- The task -
Each line that holds the string "stem" counts once; say how many such lines there are and add nothing.

## start Input material

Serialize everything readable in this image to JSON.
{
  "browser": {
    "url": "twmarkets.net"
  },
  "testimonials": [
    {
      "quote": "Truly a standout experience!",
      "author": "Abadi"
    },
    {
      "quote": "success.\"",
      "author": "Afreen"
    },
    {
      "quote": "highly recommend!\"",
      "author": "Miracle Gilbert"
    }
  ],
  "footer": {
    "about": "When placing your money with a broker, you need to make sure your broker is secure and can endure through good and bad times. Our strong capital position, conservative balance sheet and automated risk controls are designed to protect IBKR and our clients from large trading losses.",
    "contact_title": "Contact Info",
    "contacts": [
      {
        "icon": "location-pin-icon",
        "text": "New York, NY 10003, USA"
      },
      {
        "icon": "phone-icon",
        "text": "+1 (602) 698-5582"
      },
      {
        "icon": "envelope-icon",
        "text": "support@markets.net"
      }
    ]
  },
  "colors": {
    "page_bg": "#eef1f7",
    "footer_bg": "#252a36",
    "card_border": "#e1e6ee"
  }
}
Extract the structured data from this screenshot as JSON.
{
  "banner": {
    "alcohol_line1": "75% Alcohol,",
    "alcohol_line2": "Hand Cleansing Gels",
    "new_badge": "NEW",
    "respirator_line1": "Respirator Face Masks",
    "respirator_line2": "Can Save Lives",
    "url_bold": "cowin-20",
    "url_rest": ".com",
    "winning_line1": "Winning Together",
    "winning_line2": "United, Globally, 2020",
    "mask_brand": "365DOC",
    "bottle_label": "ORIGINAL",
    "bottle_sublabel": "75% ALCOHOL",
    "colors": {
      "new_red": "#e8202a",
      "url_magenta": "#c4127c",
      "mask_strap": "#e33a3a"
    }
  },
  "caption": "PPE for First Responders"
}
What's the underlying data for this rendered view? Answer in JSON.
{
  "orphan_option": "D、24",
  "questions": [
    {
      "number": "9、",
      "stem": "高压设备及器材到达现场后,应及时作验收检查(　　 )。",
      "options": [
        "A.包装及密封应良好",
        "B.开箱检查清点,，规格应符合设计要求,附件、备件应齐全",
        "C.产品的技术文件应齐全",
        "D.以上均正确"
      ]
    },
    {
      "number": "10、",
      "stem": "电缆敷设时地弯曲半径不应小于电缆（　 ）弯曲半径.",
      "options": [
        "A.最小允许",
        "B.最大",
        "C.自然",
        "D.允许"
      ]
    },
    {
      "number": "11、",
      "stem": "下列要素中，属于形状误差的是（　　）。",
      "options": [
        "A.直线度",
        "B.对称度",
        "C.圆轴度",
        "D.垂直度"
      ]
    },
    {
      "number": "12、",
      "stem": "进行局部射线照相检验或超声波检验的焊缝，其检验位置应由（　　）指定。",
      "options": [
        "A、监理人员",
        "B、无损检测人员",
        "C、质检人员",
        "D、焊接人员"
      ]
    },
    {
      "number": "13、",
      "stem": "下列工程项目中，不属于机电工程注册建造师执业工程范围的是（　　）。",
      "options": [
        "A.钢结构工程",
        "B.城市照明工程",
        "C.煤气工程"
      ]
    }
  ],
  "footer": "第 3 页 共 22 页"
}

## end Input material

- Task answer -
5